• **PROVIDED DATA**
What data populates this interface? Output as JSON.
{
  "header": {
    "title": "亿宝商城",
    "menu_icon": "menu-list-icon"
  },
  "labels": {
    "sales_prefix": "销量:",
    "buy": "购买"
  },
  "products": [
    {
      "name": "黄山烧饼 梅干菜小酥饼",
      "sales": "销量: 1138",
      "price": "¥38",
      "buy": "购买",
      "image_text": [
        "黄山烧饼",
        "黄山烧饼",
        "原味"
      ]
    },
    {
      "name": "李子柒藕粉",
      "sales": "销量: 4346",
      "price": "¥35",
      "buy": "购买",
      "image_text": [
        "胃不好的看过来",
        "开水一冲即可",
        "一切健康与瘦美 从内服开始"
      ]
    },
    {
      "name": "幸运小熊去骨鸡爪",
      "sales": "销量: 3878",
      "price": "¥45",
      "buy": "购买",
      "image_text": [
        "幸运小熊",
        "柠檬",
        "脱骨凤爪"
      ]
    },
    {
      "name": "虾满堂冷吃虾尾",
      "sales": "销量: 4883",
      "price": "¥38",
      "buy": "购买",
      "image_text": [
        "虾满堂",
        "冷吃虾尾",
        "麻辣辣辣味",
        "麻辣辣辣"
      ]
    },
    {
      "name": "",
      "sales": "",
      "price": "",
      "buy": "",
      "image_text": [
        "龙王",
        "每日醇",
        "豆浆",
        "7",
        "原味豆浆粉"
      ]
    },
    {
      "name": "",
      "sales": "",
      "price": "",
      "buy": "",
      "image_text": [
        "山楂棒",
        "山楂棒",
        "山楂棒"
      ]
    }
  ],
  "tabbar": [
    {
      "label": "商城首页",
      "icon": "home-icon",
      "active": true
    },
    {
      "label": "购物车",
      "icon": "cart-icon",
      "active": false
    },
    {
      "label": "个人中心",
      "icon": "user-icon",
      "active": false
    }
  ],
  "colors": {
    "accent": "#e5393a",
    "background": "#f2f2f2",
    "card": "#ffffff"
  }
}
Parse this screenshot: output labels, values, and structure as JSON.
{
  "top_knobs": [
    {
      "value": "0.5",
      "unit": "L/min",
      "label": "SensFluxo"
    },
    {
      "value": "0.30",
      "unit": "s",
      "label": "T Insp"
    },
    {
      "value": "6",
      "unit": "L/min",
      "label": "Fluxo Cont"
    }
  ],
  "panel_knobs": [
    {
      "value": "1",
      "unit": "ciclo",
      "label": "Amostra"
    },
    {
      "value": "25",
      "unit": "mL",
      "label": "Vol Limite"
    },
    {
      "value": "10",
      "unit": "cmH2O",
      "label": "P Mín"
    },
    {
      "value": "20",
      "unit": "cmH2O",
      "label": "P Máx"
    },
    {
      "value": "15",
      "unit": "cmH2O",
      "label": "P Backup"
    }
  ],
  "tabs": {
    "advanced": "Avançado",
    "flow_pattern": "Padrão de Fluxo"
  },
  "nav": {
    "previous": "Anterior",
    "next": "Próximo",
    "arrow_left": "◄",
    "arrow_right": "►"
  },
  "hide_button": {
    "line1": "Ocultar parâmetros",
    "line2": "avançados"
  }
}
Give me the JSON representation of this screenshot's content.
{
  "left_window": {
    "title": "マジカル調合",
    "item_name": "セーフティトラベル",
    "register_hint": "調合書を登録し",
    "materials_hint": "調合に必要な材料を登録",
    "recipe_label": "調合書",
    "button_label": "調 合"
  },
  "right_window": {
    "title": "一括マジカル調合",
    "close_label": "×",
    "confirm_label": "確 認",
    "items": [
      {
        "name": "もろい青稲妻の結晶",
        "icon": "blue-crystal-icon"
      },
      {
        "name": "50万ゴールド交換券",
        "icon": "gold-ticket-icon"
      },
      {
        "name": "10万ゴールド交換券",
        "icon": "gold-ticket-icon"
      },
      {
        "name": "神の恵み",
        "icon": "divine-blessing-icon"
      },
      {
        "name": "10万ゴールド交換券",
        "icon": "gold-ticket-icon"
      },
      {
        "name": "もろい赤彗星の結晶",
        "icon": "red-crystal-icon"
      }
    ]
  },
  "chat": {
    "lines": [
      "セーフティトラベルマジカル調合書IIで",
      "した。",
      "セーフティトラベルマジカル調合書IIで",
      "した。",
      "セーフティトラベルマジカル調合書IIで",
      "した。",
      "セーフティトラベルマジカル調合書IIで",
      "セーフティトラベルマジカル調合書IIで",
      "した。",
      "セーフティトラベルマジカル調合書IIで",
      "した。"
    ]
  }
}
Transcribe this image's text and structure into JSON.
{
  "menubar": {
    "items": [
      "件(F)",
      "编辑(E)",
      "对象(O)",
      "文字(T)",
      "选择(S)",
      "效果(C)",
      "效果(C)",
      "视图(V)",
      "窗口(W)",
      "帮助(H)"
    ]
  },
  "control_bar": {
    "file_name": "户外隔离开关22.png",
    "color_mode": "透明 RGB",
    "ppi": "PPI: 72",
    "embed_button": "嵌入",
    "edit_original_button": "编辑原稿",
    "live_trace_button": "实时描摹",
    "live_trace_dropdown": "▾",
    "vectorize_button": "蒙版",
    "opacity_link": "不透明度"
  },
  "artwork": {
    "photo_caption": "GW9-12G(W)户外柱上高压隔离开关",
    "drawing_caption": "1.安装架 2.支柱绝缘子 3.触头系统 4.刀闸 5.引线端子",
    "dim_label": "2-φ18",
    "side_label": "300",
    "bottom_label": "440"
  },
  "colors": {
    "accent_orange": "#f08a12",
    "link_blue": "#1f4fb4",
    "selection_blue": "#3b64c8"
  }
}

• **WHAT THE TASK ASKS**
From the data above, work out how many lines contain the string "structure" and reply with only the number.

• **RESPONSE FOR THIS EXERCISE**
2